** Start of Working data **

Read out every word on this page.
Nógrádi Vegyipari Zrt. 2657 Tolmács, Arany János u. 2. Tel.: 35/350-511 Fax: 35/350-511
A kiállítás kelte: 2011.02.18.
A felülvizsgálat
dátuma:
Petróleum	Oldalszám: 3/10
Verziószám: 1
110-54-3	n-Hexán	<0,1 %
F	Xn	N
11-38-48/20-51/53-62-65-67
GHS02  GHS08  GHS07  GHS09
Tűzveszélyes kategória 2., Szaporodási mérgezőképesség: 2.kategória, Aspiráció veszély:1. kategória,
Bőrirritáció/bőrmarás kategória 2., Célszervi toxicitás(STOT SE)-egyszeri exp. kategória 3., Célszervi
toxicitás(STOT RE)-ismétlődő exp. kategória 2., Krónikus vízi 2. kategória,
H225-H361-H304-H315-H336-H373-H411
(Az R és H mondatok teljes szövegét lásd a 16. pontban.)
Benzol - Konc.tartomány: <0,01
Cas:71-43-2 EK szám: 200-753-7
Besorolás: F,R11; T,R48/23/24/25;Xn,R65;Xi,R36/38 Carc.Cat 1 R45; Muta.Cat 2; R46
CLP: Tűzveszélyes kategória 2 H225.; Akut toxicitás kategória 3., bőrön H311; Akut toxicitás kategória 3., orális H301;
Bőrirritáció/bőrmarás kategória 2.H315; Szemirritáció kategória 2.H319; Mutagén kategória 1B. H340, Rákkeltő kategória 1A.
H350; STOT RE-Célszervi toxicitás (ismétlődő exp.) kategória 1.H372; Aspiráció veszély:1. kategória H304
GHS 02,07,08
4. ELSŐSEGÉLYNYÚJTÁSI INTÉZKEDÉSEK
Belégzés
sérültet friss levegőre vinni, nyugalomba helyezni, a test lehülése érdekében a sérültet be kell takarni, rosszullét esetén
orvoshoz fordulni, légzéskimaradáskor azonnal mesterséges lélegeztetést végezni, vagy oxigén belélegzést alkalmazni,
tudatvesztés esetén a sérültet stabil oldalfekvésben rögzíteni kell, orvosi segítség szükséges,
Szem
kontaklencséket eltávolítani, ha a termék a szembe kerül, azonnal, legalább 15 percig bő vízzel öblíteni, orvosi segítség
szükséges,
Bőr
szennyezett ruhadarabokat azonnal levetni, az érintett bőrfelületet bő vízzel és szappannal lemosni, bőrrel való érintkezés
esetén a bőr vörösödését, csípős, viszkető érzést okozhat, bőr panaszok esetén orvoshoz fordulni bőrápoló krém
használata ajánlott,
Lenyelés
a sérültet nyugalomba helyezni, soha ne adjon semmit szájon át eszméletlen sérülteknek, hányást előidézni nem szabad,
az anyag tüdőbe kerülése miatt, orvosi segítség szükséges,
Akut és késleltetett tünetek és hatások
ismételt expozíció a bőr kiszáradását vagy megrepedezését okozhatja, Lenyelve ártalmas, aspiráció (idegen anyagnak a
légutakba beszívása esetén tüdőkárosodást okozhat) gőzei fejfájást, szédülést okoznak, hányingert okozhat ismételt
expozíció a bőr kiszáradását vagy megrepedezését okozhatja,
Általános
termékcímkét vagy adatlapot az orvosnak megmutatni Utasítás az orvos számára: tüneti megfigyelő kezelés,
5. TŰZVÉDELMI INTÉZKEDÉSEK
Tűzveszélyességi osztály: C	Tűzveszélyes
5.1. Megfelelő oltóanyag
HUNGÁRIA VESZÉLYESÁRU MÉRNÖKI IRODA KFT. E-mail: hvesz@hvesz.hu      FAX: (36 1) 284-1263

** End of Working data **

■ Exercise aim
Without changing a word, restate the whole listing.

■ Answer to the exercise
Read out every word on this page.
Nógrádi Vegyipari Zrt. 2657 Tolmács, Arany János u. 2. Tel.: 35/350-511 Fax: 35/350-511
A kiállítás kelte: 2011.02.18.
A felülvizsgálat
dátuma:
Petróleum	Oldalszám: 3/10
Verziószám: 1
110-54-3	n-Hexán	<0,1 %
F	Xn	N
11-38-48/20-51/53-62-65-67
GHS02  GHS08  GHS07  GHS09
Tűzveszélyes kategória 2., Szaporodási mérgezőképesség: 2.kategória, Aspiráció veszély:1. kategória,
Bőrirritáció/bőrmarás kategória 2., Célszervi toxicitás(STOT SE)-egyszeri exp. kategória 3., Célszervi
toxicitás(STOT RE)-ismétlődő exp. kategória 2., Krónikus vízi 2. kategória,
H225-H361-H304-H315-H336-H373-H411
(Az R és H mondatok teljes szövegét lásd a 16. pontban.)
Benzol - Konc.tartomány: <0,01
Cas:71-43-2 EK szám: 200-753-7
Besorolás: F,R11; T,R48/23/24/25;Xn,R65;Xi,R36/38 Carc.Cat 1 R45; Muta.Cat 2; R46
CLP: Tűzveszélyes kategória 2 H225.; Akut toxicitás kategória 3., bőrön H311; Akut toxicitás kategória 3., orális H301;
Bőrirritáció/bőrmarás kategória 2.H315; Szemirritáció kategória 2.H319; Mutagén kategória 1B. H340, Rákkeltő kategória 1A.
H350; STOT RE-Célszervi toxicitás (ismétlődő exp.) kategória 1.H372; Aspiráció veszély:1. kategória H304
GHS 02,07,08
4. ELSŐSEGÉLYNYÚJTÁSI INTÉZKEDÉSEK
Belégzés
sérültet friss levegőre vinni, nyugalomba helyezni, a test lehülése érdekében a sérültet be kell takarni, rosszullét esetén
orvoshoz fordulni, légzéskimaradáskor azonnal mesterséges lélegeztetést végezni, vagy oxigén belélegzést alkalmazni,
tudatvesztés esetén a sérültet stabil oldalfekvésben rögzíteni kell, orvosi segítség szükséges,
Szem
kontaklencséket eltávolítani, ha a termék a szembe kerül, azonnal, legalább 15 percig bő vízzel öblíteni, orvosi segítség
szükséges,
Bőr
szennyezett ruhadarabokat azonnal levetni, az érintett bőrfelületet bő vízzel és szappannal lemosni, bőrrel való érintkezés
esetén a bőr vörösödését, csípős, viszkető érzést okozhat, bőr panaszok esetén orvoshoz fordulni bőrápoló krém
használata ajánlott,
Lenyelés
a sérültet nyugalomba helyezni, soha ne adjon semmit szájon át eszméletlen sérülteknek, hányást előidézni nem szabad,
az anyag tüdőbe kerülése miatt, orvosi segítség szükséges,
Akut és késleltetett tünetek és hatások
ismételt expozíció a bőr kiszáradását vagy megrepedezését okozhatja, Lenyelve ártalmas, aspiráció (idegen anyagnak a
légutakba beszívása esetén tüdőkárosodást okozhat) gőzei fejfájást, szédülést okoznak, hányingert okozhat ismételt
expozíció a bőr kiszáradását vagy megrepedezését okozhatja,
Általános
termékcímkét vagy adatlapot az orvosnak megmutatni Utasítás az orvos számára: tüneti megfigyelő kezelés,
5. TŰZVÉDELMI INTÉZKEDÉSEK
Tűzveszélyességi osztály: C	Tűzveszélyes
5.1. Megfelelő oltóanyag
HUNGÁRIA VESZÉLYESÁRU MÉRNÖKI IRODA KFT. E-mail: hvesz@hvesz.hu      FAX: (36 1) 284-1263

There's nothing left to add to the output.